[Opening Supplied records section]

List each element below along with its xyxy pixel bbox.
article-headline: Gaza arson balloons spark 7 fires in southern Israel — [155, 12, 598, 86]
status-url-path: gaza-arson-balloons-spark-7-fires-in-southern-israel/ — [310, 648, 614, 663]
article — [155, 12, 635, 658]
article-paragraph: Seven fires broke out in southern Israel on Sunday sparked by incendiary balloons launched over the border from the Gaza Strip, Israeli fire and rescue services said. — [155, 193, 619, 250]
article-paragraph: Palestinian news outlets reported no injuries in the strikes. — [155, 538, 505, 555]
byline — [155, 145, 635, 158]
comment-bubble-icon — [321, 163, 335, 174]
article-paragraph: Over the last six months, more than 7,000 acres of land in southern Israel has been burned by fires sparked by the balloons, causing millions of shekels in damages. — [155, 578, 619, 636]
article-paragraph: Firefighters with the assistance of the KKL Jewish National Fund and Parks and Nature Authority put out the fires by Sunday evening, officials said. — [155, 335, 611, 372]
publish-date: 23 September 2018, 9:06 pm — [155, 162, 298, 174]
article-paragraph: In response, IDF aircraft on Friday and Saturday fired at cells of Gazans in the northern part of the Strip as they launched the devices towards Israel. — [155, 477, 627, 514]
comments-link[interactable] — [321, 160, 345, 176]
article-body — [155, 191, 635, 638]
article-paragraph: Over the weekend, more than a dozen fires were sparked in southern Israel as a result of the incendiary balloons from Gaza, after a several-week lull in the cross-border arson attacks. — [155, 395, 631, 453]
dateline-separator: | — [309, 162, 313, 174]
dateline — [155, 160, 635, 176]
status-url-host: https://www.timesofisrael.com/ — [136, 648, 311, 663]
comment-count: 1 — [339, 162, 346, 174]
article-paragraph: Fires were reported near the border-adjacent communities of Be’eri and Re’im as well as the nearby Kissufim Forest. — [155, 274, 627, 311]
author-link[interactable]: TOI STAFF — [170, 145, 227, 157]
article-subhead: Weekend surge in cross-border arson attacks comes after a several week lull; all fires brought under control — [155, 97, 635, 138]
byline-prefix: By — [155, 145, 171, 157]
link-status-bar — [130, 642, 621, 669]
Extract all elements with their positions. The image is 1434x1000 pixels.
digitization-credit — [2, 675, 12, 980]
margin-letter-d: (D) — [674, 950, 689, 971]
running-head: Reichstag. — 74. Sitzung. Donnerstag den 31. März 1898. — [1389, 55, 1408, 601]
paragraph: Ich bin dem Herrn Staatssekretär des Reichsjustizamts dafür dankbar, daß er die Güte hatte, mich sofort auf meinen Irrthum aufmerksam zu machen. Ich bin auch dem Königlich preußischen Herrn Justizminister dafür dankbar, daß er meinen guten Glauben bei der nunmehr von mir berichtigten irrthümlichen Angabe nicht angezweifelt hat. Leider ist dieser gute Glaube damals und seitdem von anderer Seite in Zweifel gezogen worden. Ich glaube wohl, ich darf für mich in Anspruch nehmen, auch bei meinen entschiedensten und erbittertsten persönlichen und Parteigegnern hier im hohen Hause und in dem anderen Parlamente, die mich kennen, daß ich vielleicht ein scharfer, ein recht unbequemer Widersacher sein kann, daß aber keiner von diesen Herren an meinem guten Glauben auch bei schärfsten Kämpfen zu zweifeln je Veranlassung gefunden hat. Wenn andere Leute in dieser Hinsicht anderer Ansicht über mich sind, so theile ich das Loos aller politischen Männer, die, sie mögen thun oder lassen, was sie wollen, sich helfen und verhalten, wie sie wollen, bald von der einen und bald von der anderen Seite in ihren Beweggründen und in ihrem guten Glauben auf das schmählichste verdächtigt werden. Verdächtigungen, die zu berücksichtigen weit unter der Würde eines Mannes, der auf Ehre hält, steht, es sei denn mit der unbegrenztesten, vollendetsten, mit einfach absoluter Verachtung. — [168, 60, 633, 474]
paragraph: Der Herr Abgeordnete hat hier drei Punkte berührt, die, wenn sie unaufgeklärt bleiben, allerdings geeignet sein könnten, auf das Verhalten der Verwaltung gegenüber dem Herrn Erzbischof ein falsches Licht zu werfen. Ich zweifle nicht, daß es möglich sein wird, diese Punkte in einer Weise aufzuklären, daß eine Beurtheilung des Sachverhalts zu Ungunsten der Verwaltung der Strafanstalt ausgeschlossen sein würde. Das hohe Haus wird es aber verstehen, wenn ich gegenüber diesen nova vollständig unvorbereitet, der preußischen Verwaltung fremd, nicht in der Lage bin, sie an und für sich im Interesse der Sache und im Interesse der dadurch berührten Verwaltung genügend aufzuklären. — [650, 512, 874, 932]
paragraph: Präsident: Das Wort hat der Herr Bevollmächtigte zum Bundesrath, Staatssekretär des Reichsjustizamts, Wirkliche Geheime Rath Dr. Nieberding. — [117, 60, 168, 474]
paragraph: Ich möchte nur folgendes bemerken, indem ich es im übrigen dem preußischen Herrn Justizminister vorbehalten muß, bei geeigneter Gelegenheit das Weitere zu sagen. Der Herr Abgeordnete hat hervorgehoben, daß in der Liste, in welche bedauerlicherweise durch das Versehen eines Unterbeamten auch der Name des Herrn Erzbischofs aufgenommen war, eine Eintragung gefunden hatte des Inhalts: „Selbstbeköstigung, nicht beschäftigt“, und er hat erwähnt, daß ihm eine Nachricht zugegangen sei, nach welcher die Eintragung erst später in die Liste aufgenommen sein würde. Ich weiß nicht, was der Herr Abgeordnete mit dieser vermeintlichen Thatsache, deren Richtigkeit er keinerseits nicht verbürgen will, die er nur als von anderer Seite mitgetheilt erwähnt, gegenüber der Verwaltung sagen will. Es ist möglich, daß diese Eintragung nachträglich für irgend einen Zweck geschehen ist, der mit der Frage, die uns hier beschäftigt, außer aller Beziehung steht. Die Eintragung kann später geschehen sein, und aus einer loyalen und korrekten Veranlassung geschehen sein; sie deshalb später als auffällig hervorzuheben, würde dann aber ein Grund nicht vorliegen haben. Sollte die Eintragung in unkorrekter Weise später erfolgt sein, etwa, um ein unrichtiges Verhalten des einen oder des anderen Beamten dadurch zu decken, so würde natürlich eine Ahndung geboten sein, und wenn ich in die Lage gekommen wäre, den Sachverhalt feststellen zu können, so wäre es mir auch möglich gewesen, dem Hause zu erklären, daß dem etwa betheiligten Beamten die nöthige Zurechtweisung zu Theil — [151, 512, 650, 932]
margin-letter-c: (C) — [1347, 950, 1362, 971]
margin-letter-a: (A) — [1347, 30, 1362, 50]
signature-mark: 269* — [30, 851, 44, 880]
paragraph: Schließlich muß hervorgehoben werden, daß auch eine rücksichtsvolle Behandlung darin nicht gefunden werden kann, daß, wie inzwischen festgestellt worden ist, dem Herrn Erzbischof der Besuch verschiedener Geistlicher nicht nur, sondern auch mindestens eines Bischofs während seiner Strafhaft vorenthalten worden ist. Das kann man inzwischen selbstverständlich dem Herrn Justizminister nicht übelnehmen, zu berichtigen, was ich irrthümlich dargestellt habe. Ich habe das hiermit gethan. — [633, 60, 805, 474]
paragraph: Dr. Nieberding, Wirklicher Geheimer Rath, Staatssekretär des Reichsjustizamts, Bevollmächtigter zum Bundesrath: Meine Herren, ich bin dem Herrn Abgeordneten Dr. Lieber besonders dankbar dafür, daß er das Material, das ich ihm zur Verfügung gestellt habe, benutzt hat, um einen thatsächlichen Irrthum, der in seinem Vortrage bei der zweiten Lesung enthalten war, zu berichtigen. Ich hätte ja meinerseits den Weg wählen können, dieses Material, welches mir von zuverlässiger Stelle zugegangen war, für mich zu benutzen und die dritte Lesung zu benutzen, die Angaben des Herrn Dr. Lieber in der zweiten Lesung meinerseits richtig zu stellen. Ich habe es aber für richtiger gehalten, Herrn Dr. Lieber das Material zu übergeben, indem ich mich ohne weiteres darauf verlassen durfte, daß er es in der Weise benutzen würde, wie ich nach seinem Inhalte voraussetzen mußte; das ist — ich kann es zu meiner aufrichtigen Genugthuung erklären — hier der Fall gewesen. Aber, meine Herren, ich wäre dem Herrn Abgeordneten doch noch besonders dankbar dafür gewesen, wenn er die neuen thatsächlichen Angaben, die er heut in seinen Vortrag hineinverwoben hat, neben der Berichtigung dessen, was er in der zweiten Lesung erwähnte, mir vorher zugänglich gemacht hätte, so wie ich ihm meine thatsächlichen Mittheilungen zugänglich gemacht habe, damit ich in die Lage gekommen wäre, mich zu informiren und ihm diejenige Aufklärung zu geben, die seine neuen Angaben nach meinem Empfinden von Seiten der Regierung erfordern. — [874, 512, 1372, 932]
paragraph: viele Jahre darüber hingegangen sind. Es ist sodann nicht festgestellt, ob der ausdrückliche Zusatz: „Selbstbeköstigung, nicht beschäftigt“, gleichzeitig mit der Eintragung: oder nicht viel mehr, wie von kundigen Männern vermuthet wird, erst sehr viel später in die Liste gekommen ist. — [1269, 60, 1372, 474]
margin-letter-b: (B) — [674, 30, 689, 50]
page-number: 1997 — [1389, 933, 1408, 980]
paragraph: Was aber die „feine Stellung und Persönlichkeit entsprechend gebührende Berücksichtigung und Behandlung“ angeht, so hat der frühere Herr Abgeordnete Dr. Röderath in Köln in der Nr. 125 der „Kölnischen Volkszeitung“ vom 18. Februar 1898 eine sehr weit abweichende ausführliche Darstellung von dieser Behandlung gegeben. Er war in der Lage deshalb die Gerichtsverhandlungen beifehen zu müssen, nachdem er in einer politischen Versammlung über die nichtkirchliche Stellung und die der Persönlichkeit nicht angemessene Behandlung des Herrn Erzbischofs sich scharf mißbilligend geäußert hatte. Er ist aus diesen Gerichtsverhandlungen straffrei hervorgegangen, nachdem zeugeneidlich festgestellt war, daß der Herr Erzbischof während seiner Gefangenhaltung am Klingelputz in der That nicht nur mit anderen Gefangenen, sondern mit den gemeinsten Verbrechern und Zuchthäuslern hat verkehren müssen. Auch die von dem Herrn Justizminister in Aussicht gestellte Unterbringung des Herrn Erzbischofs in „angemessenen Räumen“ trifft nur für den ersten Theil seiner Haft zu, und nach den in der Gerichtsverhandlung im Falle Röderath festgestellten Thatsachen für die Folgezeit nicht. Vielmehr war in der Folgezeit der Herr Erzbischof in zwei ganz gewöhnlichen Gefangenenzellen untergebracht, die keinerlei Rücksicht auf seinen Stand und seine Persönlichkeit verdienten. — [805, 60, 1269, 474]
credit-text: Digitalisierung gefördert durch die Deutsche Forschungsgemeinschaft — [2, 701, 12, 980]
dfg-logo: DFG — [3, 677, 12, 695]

[Closing Supplied records section]

§ Problem details
Return every line of the data above in which "with" appears.

§ Solved exercise
List each element below along with its xyxy pixel bbox.
article-paragraph: Firefighters with the assistance of the KKL Jewish National Fund and Parks and Nature Authority put out the fires by Sunday evening, officials said. — [155, 335, 611, 372]
Extract all elements with their positions. The image is 1434x1000 pixels.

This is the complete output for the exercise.